Exercise description
Copy every line of the records below that holds the word "true".

Working data
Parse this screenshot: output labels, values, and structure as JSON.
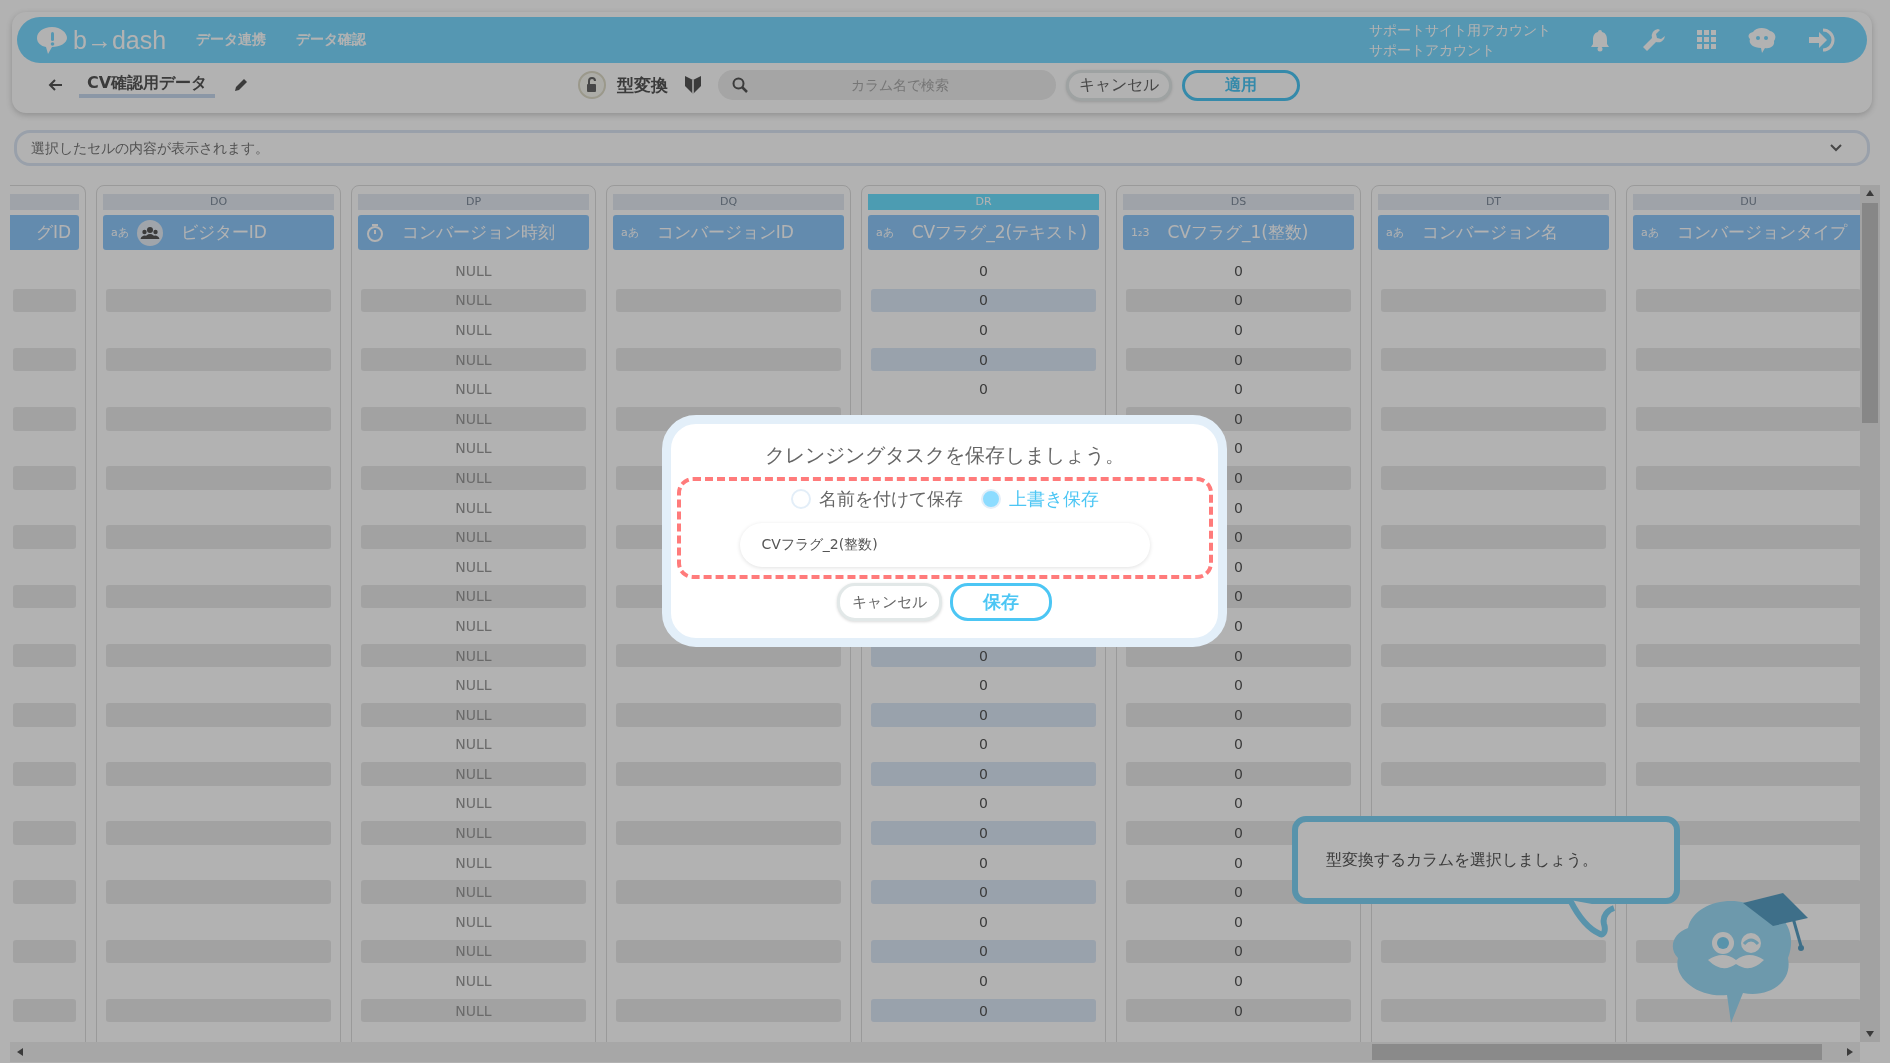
{
  "header": {
    "logo": "b→dash",
    "nav": [
      {
        "label": "データ連携"
      },
      {
        "label": "データ確認"
      }
    ],
    "account": [
      "サポートサイト用アカウント",
      "サポートアカウント"
    ]
  },
  "toolbar": {
    "title": "CV確認用データ",
    "mode": "型変換",
    "search_placeholder": "カラム名で検索",
    "cancel": "キャンセル",
    "apply": "適用"
  },
  "cell_viewer": {
    "placeholder": "選択したセルの内容が表示されます。"
  },
  "columns": [
    {
      "kind": "partial",
      "name": "グID",
      "selected": false
    },
    {
      "letter": "DO",
      "kind": "text",
      "type_label": "aあ",
      "visitor": true,
      "name": "ビジターID",
      "selected": false
    },
    {
      "letter": "DP",
      "kind": "datetime",
      "name": "コンバージョン時刻",
      "selected": false,
      "cells": [
        "NULL",
        "NULL",
        "NULL",
        "NULL",
        "NULL",
        "NULL",
        "NULL",
        "NULL",
        "NULL",
        "NULL",
        "NULL",
        "NULL",
        "NULL",
        "NULL",
        "NULL",
        "NULL",
        "NULL",
        "NULL",
        "NULL",
        "NULL",
        "NULL",
        "NULL",
        "NULL",
        "NULL",
        "NULL",
        "NULL"
      ]
    },
    {
      "letter": "DQ",
      "kind": "text",
      "type_label": "aあ",
      "visitor": false,
      "name": "コンバージョンID",
      "selected": false
    },
    {
      "letter": "DR",
      "kind": "text",
      "type_label": "aあ",
      "visitor": false,
      "name": "CVフラグ_2(テキスト)",
      "selected": true,
      "cells": [
        "0",
        "0",
        "0",
        "0",
        "0",
        null,
        null,
        null,
        null,
        null,
        null,
        null,
        null,
        "0",
        "0",
        "0",
        "0",
        "0",
        "0",
        "0",
        "0",
        "0",
        "0",
        "0",
        "0",
        "0"
      ]
    },
    {
      "letter": "DS",
      "kind": "number",
      "type_label": "1₂3",
      "visitor": false,
      "name": "CVフラグ_1(整数)",
      "selected": false,
      "cells": [
        "0",
        "0",
        "0",
        "0",
        "0",
        "0",
        "0",
        "0",
        "0",
        "0",
        "0",
        "0",
        "0",
        "0",
        "0",
        "0",
        "0",
        "0",
        "0",
        "0",
        "0",
        "0",
        "0",
        "0",
        "0",
        "0"
      ]
    },
    {
      "letter": "DT",
      "kind": "text",
      "type_label": "aあ",
      "visitor": false,
      "name": "コンバージョン名",
      "selected": false
    },
    {
      "letter": "DU",
      "kind": "text",
      "type_label": "aあ",
      "visitor": false,
      "name": "コンバージョンタイプ",
      "selected": false
    }
  ],
  "guide": {
    "message": "型変換するカラムを選択しましょう。"
  },
  "dialog": {
    "title": "クレンジングタスクを保存しましょう。",
    "options": [
      {
        "label": "名前を付けて保存",
        "selected": false
      },
      {
        "label": "上書き保存",
        "selected": true
      }
    ],
    "name_value": "CVフラグ_2(整数)",
    "cancel": "キャンセル",
    "save": "保存"
  }
}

Complete response
      "visitor": true,
      "selected": true,
        "selected": true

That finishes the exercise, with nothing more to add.